> **EXERCISE**: Out of the lines in this data, how many include "ylabel"? Give the number and nothing else.

(Excerpt from a dataset)
##########

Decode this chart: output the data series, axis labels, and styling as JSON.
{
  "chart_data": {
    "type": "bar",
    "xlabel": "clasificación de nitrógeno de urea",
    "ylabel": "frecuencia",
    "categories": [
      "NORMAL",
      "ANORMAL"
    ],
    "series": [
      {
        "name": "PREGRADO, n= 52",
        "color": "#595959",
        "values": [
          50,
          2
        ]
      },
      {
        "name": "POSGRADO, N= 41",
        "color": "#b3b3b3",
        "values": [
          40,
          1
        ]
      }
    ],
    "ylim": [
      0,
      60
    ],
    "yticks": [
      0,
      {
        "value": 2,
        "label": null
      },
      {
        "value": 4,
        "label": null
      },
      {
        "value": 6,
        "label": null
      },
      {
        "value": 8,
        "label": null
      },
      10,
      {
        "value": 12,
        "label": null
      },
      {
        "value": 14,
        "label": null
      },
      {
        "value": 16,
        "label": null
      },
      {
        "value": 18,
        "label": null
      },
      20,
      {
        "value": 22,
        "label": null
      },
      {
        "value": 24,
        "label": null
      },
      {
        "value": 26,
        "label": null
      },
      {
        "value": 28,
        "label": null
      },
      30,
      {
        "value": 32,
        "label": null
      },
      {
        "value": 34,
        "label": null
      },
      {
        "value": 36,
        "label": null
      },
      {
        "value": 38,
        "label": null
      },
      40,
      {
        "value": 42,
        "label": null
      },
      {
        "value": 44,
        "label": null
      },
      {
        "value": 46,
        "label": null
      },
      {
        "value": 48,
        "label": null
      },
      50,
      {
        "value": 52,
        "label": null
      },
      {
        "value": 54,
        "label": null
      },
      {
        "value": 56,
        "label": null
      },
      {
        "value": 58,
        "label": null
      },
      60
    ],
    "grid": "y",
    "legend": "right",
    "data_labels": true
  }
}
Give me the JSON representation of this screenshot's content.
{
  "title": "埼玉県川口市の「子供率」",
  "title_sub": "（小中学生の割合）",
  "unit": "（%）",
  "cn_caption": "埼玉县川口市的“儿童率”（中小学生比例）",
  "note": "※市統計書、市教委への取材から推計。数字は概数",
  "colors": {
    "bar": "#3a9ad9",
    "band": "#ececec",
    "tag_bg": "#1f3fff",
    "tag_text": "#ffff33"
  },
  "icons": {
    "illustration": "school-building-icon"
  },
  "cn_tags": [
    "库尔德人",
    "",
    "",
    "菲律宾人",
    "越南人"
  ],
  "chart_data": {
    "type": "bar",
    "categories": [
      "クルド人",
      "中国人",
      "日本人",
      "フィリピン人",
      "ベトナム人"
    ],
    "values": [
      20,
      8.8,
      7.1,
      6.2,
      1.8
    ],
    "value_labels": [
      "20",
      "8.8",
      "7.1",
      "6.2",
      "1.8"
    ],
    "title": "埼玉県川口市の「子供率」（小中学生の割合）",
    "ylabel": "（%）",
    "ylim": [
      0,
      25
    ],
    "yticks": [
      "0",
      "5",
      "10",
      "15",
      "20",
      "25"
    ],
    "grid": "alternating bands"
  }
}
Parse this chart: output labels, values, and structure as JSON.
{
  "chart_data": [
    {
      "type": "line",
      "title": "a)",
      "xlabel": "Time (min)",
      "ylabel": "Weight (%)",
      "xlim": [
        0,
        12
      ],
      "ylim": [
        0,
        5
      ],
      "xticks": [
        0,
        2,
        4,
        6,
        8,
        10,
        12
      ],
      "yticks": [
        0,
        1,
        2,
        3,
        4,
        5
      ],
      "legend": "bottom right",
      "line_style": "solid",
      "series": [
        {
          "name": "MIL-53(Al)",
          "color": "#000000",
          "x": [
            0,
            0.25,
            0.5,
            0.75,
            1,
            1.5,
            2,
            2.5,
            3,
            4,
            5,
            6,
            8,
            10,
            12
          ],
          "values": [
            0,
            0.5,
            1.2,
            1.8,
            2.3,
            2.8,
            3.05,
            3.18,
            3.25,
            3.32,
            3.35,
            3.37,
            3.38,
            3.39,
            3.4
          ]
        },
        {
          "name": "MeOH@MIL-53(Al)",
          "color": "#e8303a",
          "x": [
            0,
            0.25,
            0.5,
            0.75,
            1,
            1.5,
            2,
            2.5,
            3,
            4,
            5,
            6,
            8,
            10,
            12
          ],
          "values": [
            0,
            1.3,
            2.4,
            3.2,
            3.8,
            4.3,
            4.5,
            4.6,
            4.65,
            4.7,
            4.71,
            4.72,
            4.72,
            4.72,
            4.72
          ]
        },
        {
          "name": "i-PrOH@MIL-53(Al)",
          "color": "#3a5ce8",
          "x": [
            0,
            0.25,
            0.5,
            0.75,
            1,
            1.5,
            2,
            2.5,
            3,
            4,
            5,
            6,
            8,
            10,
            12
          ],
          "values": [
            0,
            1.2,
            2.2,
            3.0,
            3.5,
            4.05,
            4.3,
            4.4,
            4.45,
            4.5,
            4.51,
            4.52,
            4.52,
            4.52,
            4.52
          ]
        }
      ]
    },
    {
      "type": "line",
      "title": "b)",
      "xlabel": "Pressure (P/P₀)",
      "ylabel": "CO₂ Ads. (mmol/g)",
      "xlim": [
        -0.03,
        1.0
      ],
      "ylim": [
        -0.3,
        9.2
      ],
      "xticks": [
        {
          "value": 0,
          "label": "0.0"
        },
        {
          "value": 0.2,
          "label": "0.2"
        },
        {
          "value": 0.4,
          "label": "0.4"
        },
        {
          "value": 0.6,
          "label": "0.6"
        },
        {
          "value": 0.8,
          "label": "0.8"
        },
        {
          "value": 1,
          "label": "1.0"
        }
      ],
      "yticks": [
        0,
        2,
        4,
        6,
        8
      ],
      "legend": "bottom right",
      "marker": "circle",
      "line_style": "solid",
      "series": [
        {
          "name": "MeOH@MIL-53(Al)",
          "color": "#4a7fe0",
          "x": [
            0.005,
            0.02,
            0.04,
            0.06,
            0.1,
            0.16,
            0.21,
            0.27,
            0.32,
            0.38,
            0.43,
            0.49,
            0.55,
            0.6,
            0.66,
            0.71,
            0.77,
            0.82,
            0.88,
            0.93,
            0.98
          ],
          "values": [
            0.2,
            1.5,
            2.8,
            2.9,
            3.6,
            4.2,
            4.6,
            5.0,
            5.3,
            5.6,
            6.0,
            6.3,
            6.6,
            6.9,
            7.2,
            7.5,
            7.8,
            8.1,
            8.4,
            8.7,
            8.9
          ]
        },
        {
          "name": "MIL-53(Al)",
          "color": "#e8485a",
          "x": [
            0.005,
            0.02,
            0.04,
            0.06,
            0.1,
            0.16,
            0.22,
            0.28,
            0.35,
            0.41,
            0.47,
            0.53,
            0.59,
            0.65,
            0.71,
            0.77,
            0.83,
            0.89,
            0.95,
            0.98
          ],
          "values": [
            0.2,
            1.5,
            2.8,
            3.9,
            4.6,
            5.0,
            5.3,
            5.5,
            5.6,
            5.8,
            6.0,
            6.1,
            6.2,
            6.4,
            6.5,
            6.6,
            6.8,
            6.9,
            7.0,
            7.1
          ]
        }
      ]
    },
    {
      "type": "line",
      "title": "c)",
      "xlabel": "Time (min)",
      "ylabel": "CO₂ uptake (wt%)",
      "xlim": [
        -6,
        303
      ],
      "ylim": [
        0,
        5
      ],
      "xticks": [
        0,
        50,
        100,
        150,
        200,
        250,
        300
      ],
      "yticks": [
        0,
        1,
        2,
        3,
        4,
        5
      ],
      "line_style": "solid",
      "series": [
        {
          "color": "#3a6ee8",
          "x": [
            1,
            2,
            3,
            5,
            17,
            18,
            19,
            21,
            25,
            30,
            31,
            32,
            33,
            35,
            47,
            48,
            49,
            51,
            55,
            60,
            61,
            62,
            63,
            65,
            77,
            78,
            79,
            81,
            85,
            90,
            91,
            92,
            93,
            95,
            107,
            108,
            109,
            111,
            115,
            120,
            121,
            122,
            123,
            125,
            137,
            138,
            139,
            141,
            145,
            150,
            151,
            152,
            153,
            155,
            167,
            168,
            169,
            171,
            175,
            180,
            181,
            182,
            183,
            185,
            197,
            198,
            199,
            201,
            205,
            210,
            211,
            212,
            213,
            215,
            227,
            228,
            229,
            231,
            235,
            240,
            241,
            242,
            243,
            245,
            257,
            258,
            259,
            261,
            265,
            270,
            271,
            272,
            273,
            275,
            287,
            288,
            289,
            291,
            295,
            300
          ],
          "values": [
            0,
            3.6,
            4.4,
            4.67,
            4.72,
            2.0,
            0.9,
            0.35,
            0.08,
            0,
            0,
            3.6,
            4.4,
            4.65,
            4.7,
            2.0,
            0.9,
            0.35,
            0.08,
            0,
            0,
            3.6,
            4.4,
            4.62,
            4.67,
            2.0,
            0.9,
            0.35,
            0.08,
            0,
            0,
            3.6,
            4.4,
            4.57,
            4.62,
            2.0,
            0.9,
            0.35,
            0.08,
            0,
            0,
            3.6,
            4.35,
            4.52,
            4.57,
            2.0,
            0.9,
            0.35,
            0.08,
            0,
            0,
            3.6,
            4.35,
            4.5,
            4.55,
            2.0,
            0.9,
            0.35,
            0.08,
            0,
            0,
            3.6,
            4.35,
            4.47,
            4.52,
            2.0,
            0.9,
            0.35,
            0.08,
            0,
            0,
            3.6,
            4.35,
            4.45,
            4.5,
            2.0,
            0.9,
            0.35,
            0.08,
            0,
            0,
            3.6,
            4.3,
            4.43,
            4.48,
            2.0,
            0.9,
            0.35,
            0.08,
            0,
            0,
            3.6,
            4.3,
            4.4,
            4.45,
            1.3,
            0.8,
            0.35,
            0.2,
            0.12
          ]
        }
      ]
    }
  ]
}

##########

> **OUTPUT FOR THIS EXERCISE**: 5